Given problem =
Repeat the entries that follow verbatim, without any of their pictures.
— Begin Listing —
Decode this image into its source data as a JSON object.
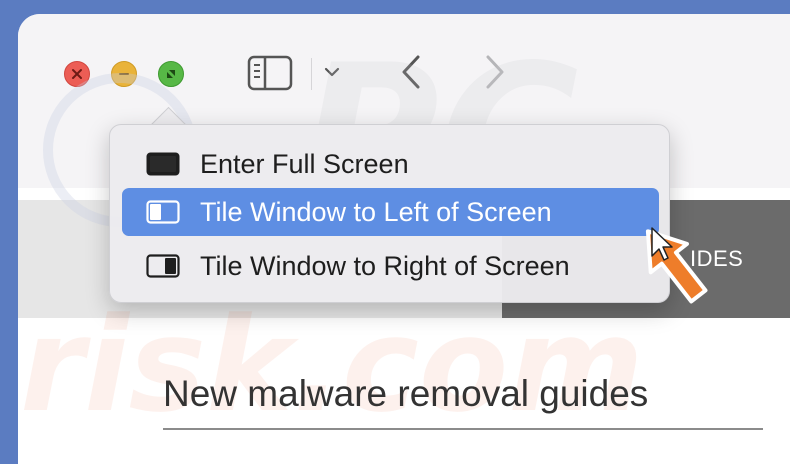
{
  "colors": {
    "accent": "#5e8ee3",
    "close": "#ec5d55",
    "minimize": "#e9b33a",
    "zoom": "#57b846",
    "pointer": "#ee7d2a"
  },
  "toolbar": {
    "icons": [
      "close-icon",
      "minimize-icon",
      "zoom-icon",
      "sidebar-icon",
      "chevron-down-icon",
      "back-icon",
      "forward-icon"
    ]
  },
  "menu": {
    "items": [
      {
        "label": "Enter Full Screen",
        "icon": "full-screen-icon",
        "selected": false
      },
      {
        "label": "Tile Window to Left of Screen",
        "icon": "tile-left-icon",
        "selected": true
      },
      {
        "label": "Tile Window to Right of Screen",
        "icon": "tile-right-icon",
        "selected": false
      }
    ]
  },
  "site": {
    "nav_partial": "IDES",
    "headline": "New malware removal guides",
    "watermark": "pcrisk.com"
  }
}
— End Listing —
Problem solution =
Decode this image into its source data as a JSON object.
{
  "colors": {
    "accent": "#5e8ee3",
    "close": "#ec5d55",
    "minimize": "#e9b33a",
    "zoom": "#57b846",
    "pointer": "#ee7d2a"
  },
  "toolbar": {
    "icons": [
      "close-icon",
      "minimize-icon",
      "zoom-icon",
      "sidebar-icon",
      "chevron-down-icon",
      "back-icon",
      "forward-icon"
    ]
  },
  "menu": {
    "items": [
      {
        "label": "Enter Full Screen",
        "icon": "full-screen-icon",
        "selected": false
      },
      {
        "label": "Tile Window to Left of Screen",
        "icon": "tile-left-icon",
        "selected": true
      },
      {
        "label": "Tile Window to Right of Screen",
        "icon": "tile-right-icon",
        "selected": false
      }
    ]
  },
  "site": {
    "nav_partial": "IDES",
    "headline": "New malware removal guides",
    "watermark": "pcrisk.com"
  }
}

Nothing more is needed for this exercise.